## YOUR TASK
Pull every line containing "What" from the entries.
+++ INPUT MATERIAL +++
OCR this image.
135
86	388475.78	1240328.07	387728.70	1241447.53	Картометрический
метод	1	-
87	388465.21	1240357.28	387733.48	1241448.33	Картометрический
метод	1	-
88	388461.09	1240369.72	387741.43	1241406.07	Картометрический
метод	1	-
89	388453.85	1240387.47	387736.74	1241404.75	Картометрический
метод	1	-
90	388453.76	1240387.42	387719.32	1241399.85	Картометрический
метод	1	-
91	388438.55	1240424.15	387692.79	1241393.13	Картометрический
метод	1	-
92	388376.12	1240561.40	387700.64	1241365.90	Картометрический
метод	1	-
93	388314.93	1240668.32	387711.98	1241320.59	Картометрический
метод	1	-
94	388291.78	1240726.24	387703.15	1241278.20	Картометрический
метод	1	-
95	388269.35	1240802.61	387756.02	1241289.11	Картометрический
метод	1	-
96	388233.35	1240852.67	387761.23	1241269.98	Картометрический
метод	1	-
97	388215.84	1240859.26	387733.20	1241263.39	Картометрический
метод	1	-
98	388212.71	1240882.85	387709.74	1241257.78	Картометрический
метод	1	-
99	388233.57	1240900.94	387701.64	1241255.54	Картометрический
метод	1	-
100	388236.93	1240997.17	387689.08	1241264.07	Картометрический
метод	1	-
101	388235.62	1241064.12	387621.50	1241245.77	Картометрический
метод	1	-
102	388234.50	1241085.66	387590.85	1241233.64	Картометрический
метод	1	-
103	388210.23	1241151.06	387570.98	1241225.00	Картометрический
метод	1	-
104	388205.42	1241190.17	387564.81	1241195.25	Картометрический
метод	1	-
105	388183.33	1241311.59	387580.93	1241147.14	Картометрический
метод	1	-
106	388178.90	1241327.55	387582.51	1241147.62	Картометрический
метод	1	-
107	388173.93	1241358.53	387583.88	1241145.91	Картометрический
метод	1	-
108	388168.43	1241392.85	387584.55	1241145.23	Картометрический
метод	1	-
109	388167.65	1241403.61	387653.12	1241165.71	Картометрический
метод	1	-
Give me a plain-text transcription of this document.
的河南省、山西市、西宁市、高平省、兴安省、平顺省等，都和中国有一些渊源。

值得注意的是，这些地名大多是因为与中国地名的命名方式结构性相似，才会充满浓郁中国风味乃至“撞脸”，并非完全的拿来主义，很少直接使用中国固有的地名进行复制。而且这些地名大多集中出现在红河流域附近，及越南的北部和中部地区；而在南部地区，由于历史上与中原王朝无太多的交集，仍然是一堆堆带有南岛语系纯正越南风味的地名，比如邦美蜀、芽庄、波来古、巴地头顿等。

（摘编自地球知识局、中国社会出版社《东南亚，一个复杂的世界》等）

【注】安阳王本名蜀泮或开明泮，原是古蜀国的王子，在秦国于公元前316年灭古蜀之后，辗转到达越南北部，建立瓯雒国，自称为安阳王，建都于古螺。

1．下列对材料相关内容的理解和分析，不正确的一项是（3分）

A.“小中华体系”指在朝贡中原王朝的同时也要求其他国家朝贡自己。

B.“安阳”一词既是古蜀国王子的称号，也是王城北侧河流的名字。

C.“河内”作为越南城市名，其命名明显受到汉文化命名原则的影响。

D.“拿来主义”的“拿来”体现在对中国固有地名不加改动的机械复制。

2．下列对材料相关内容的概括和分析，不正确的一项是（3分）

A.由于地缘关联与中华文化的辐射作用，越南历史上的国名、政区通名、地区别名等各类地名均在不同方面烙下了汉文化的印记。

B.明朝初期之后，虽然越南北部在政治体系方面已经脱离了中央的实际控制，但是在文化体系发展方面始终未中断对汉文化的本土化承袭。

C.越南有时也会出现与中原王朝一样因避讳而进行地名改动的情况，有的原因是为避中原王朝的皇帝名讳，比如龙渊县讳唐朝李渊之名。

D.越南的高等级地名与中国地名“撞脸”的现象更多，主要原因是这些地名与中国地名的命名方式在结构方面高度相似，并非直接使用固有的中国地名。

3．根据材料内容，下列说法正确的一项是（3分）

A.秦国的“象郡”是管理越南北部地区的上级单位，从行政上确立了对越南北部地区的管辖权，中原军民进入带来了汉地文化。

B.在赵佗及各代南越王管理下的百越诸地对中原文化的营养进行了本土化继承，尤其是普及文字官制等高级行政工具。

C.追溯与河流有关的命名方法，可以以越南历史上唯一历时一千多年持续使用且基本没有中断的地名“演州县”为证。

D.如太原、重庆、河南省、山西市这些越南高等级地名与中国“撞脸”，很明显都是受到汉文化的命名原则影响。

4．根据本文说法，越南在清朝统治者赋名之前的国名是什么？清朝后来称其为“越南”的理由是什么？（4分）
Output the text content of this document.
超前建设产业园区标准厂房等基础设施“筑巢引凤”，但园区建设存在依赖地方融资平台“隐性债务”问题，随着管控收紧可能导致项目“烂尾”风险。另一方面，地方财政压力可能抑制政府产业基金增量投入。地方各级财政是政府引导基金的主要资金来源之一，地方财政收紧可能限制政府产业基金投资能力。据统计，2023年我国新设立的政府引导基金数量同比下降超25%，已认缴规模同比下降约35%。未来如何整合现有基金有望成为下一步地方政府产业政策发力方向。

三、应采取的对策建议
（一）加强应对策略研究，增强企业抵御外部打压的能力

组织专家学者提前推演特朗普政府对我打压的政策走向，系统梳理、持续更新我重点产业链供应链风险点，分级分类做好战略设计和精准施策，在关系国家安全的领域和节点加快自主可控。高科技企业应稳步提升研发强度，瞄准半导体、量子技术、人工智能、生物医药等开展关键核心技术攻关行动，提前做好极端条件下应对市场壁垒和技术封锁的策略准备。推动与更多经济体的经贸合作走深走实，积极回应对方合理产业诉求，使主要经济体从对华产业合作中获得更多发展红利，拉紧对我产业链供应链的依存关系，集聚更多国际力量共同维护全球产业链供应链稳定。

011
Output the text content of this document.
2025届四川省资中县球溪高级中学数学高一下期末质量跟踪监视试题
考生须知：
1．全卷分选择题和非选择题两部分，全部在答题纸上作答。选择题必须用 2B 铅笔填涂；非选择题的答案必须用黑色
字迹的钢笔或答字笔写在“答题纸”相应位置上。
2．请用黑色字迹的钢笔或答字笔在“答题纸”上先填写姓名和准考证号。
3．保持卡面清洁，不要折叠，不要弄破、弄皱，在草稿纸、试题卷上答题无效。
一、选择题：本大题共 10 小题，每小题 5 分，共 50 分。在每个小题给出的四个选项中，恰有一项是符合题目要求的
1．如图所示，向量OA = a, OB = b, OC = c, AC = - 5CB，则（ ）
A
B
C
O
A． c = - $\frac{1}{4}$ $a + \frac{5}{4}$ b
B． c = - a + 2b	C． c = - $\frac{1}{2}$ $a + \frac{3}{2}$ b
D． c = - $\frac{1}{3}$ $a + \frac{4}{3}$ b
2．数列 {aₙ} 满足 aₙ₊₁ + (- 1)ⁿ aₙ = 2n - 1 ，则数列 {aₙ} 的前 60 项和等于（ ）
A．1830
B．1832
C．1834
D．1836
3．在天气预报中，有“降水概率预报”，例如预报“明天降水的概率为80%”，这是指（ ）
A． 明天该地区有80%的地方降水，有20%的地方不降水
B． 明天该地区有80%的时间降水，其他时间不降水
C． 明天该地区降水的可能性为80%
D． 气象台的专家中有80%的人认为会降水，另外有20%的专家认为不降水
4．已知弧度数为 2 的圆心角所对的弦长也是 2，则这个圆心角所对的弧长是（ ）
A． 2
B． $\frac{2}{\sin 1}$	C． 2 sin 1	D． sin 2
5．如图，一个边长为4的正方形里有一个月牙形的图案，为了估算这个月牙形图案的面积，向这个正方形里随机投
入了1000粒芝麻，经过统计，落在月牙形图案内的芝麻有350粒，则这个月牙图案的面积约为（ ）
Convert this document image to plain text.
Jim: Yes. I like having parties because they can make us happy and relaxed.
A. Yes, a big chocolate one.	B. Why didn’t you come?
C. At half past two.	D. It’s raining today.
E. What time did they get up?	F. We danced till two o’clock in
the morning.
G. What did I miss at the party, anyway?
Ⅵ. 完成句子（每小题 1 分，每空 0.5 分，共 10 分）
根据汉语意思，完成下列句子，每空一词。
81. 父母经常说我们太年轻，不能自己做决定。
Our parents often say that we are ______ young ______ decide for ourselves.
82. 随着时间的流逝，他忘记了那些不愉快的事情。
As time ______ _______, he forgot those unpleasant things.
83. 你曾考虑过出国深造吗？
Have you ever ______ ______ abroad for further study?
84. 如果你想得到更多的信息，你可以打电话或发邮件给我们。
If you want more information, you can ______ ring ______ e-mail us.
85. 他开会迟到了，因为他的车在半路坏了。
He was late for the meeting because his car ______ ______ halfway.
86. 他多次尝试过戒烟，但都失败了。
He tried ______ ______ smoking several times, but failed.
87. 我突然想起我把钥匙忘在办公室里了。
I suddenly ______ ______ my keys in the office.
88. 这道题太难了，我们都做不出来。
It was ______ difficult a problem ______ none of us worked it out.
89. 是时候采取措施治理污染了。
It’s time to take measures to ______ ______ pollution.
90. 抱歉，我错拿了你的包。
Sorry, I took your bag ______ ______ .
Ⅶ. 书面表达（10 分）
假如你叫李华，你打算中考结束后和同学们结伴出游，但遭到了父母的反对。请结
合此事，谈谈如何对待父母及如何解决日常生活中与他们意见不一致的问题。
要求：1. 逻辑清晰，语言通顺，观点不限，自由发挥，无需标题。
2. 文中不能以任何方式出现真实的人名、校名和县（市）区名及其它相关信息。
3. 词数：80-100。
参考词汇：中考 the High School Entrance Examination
+++
## PROBLEM SOLUTION
E. What time did they get up?	F. We danced till two o’clock in
G. What did I miss at the party, anyway?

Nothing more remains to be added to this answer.